#### WHAT YOU ARE ASKED TO DO
Gather up the lines with the word "screenshot" in them.

#### RECORDS PROVIDED
* * * * *

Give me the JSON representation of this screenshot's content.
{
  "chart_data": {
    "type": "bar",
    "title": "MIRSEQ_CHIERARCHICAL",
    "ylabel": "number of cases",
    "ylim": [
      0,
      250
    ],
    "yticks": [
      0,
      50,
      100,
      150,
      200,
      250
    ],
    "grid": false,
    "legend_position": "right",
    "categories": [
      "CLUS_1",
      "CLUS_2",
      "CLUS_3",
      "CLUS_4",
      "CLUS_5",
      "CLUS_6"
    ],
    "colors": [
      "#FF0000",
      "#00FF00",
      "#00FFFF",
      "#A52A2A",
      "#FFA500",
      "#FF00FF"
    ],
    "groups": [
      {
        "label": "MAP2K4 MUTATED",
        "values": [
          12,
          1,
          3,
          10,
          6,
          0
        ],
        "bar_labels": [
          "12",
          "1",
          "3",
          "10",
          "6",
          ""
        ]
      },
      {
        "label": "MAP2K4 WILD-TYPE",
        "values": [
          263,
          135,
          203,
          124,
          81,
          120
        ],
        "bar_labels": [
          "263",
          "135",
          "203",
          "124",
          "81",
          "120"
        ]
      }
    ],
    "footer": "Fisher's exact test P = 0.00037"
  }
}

* * * * *

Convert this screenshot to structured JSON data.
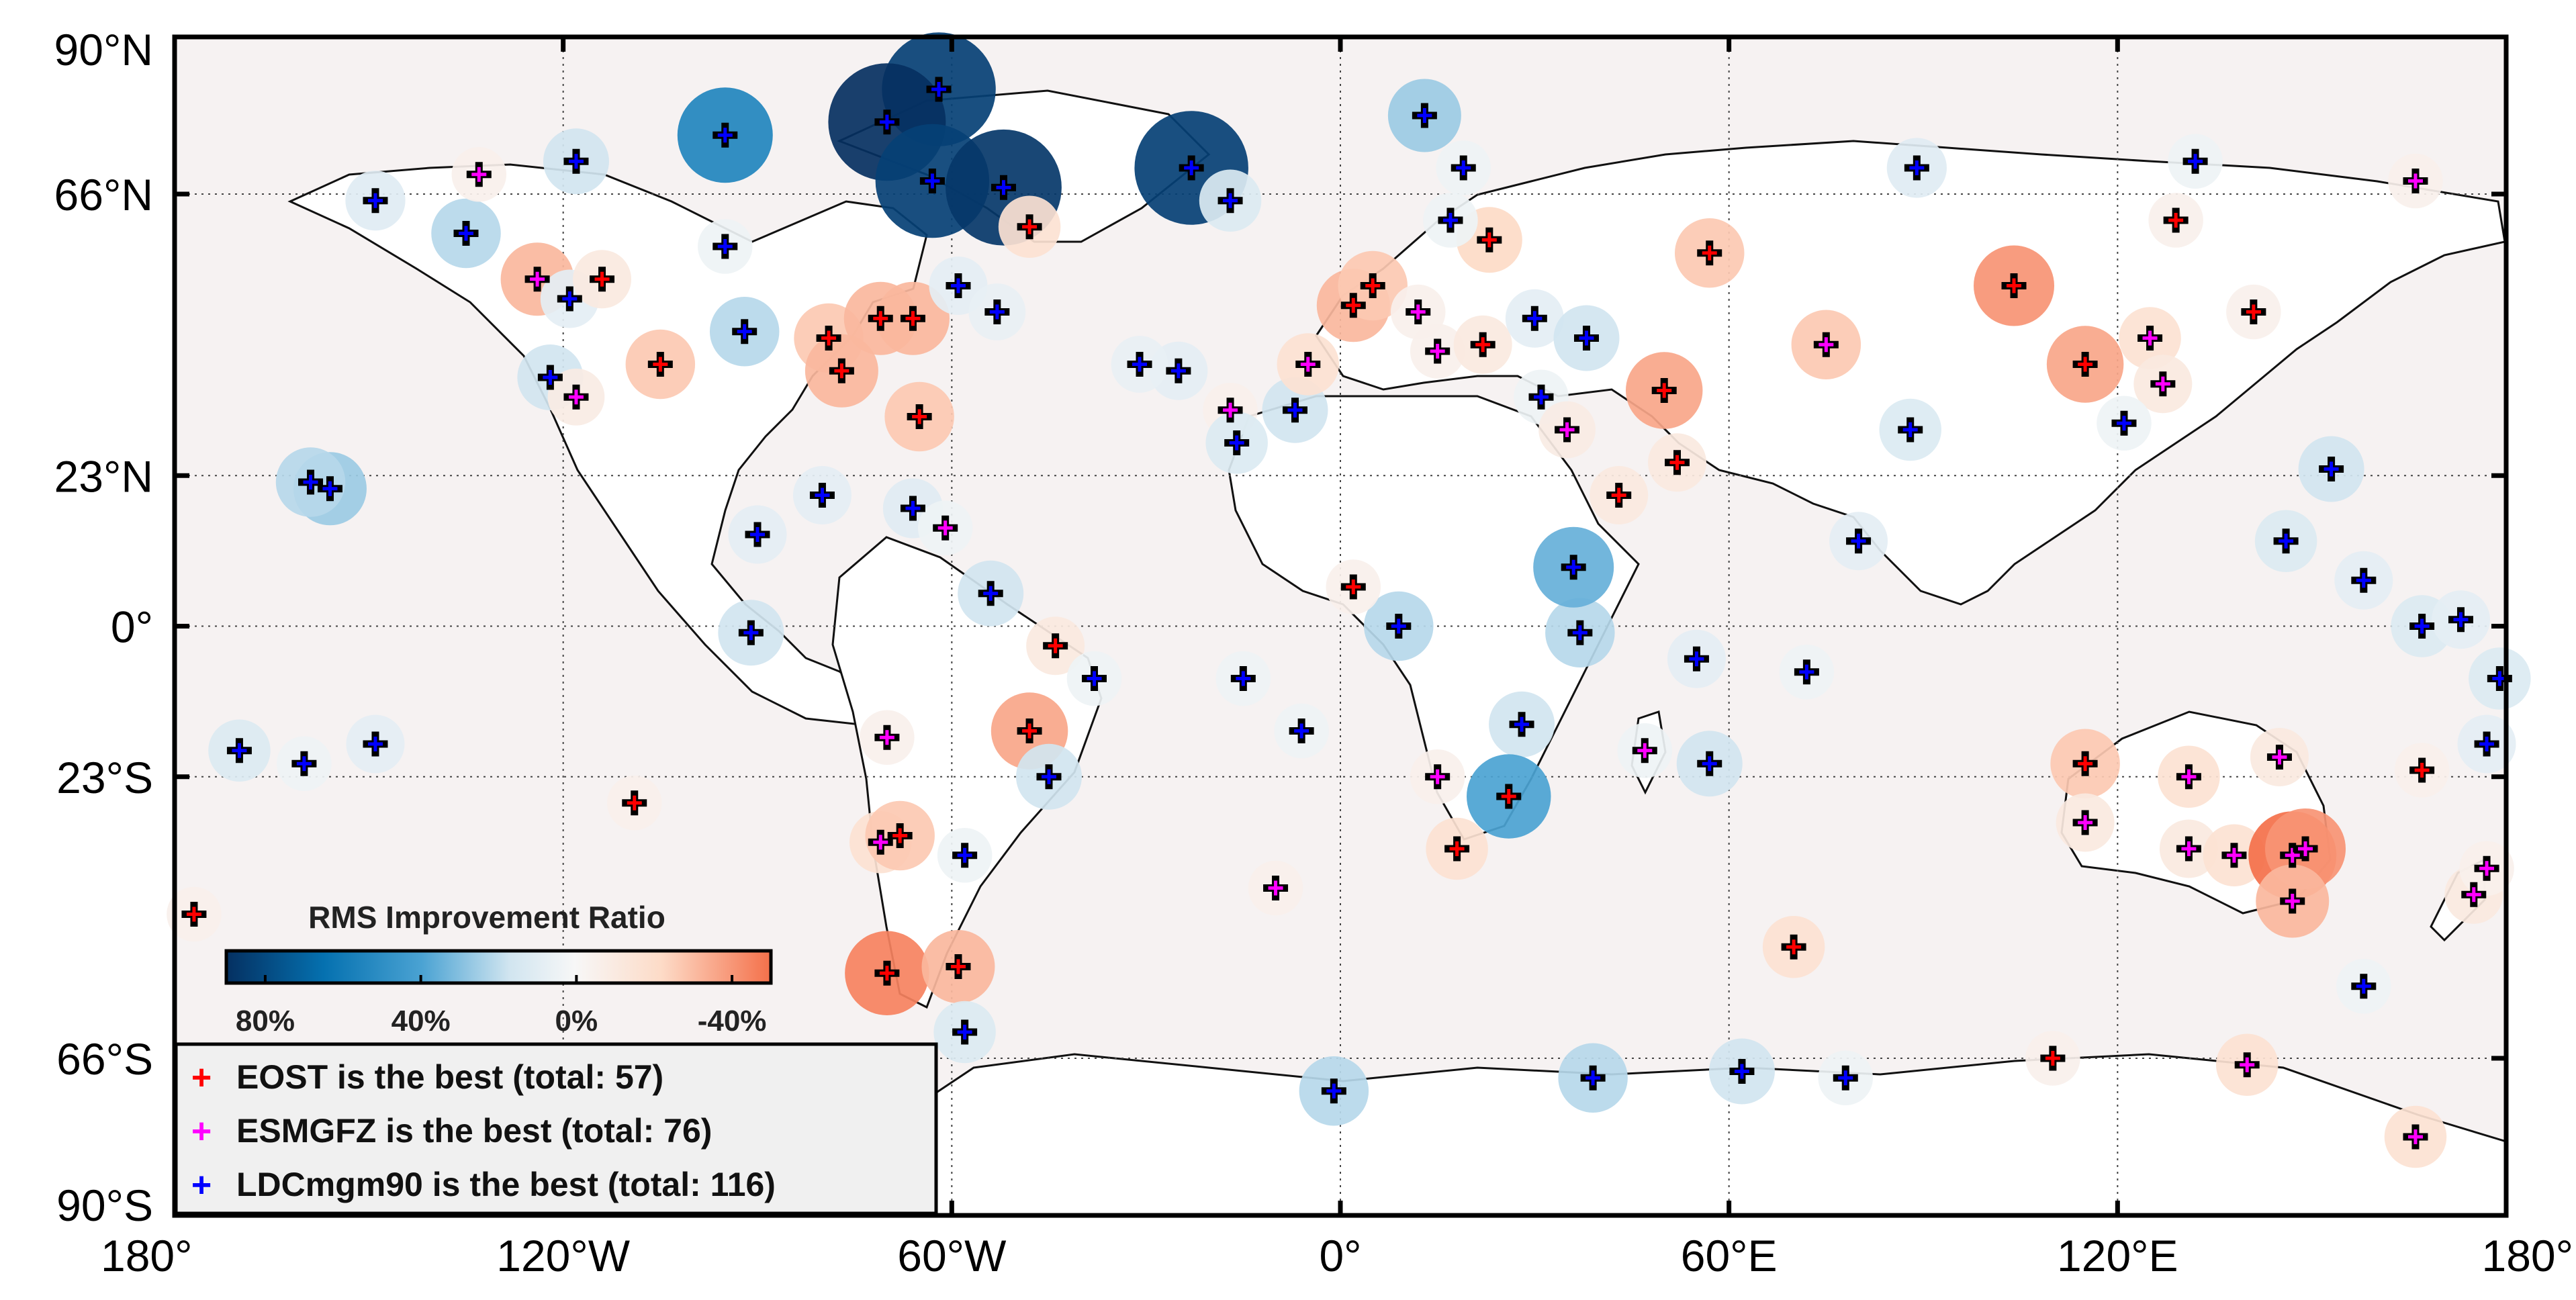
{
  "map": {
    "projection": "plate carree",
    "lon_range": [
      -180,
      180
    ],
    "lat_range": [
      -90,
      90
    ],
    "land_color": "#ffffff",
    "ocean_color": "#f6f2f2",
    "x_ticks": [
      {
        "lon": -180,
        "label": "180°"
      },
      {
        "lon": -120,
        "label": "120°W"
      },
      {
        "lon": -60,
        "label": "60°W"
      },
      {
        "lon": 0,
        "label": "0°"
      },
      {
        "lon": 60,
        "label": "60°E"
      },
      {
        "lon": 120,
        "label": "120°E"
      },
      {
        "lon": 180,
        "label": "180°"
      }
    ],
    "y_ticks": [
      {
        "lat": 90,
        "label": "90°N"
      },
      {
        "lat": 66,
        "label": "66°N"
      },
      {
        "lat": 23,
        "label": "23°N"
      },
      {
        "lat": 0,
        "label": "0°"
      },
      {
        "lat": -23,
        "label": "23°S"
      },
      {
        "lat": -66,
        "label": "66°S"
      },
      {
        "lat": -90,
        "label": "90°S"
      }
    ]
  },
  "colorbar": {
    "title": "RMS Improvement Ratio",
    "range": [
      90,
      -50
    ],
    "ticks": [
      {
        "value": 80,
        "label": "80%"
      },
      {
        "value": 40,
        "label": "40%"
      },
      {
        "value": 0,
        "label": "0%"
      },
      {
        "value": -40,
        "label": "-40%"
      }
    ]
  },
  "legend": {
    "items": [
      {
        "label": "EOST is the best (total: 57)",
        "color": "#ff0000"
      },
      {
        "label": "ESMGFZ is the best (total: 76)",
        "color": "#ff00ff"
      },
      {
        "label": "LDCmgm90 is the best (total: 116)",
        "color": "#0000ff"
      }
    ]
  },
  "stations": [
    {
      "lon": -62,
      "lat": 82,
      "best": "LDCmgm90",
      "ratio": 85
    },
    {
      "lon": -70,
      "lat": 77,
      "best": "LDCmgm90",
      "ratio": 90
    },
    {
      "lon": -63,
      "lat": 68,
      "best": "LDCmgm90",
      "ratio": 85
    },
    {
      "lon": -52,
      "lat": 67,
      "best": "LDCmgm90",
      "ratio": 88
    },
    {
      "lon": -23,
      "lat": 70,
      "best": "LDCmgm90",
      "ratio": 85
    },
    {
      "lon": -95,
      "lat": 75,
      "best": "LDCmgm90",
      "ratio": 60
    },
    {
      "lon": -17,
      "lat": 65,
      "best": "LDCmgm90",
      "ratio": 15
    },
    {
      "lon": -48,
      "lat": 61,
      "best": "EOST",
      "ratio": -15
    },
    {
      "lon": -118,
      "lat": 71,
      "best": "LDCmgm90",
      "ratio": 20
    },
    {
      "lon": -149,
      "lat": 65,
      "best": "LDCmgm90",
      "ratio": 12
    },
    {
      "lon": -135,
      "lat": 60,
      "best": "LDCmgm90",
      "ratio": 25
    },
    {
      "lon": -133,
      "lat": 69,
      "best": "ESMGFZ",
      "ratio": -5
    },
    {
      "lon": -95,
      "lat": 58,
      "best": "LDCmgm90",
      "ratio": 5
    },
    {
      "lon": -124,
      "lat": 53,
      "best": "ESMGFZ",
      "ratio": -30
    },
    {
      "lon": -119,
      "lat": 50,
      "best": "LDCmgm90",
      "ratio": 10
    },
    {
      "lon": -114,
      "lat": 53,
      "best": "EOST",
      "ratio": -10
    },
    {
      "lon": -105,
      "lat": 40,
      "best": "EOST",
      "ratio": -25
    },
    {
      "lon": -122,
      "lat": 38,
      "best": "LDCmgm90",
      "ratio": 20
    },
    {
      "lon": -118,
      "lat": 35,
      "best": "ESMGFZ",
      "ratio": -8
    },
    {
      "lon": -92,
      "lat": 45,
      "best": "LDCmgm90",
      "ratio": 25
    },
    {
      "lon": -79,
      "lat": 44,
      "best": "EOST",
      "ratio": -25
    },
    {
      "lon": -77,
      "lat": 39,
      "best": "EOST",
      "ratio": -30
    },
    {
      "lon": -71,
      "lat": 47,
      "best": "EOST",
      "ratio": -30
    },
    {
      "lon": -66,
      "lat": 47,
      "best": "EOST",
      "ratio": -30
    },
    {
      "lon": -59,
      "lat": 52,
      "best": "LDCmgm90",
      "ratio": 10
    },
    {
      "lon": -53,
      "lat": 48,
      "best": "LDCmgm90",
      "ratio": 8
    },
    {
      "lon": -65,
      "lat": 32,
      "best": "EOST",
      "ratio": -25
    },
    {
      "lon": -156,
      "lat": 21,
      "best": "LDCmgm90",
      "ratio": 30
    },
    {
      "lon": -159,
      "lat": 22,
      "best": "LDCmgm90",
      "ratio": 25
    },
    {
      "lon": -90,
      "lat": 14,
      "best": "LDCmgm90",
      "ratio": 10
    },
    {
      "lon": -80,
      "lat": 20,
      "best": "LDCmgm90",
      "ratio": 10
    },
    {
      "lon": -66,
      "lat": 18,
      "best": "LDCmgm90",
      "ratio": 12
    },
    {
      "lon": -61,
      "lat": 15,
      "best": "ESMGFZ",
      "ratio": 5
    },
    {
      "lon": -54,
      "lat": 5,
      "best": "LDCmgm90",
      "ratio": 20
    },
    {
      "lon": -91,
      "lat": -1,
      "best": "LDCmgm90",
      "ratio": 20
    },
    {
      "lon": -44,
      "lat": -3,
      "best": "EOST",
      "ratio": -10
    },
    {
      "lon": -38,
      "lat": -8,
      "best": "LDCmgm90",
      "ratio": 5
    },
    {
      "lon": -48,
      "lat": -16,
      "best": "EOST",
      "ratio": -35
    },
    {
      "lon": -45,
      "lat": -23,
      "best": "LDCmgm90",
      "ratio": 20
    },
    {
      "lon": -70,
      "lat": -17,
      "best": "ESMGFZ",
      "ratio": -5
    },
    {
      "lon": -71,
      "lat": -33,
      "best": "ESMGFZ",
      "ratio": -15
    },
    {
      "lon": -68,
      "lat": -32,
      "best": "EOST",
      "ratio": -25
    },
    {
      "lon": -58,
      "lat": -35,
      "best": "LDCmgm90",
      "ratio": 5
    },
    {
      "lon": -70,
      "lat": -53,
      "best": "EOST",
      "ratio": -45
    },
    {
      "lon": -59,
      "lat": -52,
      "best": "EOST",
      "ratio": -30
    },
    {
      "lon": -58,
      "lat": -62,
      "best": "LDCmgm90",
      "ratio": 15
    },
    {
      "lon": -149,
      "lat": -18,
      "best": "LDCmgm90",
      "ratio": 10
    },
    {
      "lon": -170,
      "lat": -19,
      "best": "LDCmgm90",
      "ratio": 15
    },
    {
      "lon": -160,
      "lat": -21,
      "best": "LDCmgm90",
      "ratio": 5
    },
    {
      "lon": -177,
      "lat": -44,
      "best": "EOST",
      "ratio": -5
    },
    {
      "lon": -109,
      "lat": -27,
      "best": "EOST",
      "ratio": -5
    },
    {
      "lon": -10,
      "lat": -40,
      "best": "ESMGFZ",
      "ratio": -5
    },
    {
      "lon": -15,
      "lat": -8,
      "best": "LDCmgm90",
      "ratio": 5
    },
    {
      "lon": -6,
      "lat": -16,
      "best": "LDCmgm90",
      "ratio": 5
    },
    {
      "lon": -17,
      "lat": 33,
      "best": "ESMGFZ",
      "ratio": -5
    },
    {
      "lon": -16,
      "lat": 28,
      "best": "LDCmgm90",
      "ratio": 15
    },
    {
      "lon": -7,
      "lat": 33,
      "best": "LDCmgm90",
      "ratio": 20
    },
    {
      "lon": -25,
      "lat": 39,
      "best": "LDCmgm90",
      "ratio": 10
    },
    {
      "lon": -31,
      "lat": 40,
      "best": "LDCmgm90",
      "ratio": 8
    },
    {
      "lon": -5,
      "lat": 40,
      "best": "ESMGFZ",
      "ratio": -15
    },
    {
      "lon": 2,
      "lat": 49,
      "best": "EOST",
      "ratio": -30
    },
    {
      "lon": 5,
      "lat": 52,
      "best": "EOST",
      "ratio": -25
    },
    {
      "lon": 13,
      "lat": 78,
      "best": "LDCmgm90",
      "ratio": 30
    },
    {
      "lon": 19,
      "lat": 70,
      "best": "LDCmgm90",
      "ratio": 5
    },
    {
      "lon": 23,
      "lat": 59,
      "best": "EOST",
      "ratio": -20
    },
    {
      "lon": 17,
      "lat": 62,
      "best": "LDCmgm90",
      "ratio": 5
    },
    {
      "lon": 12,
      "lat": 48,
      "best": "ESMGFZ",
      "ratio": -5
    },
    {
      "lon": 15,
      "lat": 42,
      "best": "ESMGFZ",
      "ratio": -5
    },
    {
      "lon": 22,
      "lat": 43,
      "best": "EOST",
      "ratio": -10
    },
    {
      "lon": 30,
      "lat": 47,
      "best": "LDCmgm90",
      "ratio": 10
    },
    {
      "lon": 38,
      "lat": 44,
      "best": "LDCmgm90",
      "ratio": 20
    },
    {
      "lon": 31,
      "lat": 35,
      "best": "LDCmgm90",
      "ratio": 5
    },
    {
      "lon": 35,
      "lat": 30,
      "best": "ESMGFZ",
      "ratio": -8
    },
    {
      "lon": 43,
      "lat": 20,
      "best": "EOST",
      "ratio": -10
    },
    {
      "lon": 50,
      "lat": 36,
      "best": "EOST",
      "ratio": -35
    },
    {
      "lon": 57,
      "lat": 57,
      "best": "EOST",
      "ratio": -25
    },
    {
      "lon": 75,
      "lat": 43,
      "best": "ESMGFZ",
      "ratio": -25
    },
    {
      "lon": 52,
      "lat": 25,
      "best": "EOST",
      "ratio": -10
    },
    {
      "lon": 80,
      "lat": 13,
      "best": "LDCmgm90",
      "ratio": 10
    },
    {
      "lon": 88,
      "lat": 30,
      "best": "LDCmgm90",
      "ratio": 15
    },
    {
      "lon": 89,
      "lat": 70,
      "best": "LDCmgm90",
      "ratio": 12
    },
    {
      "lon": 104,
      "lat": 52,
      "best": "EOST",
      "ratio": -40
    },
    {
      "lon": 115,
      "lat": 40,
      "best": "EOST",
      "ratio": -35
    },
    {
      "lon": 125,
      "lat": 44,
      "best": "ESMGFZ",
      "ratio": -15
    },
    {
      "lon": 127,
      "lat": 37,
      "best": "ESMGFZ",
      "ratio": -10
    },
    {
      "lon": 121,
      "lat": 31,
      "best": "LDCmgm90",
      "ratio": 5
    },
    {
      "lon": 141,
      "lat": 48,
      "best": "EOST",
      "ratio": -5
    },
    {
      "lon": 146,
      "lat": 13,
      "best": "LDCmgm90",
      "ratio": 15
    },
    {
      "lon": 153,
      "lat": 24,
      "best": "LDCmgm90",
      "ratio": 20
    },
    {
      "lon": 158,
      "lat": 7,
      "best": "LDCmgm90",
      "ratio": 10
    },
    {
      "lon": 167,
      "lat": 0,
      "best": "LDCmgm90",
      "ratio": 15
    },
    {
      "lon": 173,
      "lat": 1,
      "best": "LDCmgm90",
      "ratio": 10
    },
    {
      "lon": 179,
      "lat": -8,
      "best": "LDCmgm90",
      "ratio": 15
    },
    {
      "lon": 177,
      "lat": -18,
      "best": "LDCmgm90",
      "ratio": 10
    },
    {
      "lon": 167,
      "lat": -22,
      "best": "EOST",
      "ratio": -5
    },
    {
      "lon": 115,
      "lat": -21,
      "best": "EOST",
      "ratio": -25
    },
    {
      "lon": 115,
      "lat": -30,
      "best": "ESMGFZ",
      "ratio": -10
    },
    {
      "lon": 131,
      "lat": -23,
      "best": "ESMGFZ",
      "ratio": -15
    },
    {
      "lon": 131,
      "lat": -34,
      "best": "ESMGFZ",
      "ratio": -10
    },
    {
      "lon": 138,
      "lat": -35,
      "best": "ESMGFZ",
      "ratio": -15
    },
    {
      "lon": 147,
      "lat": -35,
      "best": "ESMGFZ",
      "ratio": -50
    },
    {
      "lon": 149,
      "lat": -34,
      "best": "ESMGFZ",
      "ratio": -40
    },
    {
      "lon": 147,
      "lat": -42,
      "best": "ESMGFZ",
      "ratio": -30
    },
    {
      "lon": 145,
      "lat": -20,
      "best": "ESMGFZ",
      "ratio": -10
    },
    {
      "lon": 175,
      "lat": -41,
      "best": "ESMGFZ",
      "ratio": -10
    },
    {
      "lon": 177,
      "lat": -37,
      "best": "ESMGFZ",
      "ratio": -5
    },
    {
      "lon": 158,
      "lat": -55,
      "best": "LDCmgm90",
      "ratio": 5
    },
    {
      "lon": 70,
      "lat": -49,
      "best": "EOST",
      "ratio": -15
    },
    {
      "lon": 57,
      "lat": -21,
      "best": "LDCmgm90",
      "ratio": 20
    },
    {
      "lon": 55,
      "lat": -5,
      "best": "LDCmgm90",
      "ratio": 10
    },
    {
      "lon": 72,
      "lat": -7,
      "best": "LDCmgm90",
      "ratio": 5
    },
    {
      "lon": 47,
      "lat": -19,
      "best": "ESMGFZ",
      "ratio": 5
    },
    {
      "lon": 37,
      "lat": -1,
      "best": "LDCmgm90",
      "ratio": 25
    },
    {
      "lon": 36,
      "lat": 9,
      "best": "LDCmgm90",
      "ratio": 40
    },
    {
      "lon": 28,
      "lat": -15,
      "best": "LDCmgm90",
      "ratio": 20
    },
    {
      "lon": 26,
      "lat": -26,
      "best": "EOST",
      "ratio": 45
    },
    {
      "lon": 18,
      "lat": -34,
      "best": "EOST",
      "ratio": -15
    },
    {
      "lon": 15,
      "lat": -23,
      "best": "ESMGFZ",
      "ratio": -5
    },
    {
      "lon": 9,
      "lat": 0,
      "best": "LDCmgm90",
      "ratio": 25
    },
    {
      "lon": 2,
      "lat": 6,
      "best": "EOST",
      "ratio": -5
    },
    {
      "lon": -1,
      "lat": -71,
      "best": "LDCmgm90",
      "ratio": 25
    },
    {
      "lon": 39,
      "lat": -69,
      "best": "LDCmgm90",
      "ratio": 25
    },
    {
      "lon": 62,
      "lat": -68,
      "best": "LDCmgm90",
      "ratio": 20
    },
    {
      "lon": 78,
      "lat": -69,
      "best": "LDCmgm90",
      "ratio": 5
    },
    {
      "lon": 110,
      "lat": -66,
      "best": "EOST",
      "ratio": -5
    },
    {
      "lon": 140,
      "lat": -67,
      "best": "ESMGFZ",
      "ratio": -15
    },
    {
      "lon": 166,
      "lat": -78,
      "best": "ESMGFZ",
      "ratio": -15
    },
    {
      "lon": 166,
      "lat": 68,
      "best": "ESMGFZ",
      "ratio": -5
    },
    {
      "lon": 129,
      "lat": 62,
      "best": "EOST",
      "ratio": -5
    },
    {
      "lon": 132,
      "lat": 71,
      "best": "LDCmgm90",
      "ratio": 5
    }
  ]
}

* * * * *

#### THE COMPLETED TASK
Give me the JSON representation of this screenshot's content.
Convert this screenshot to structured JSON data.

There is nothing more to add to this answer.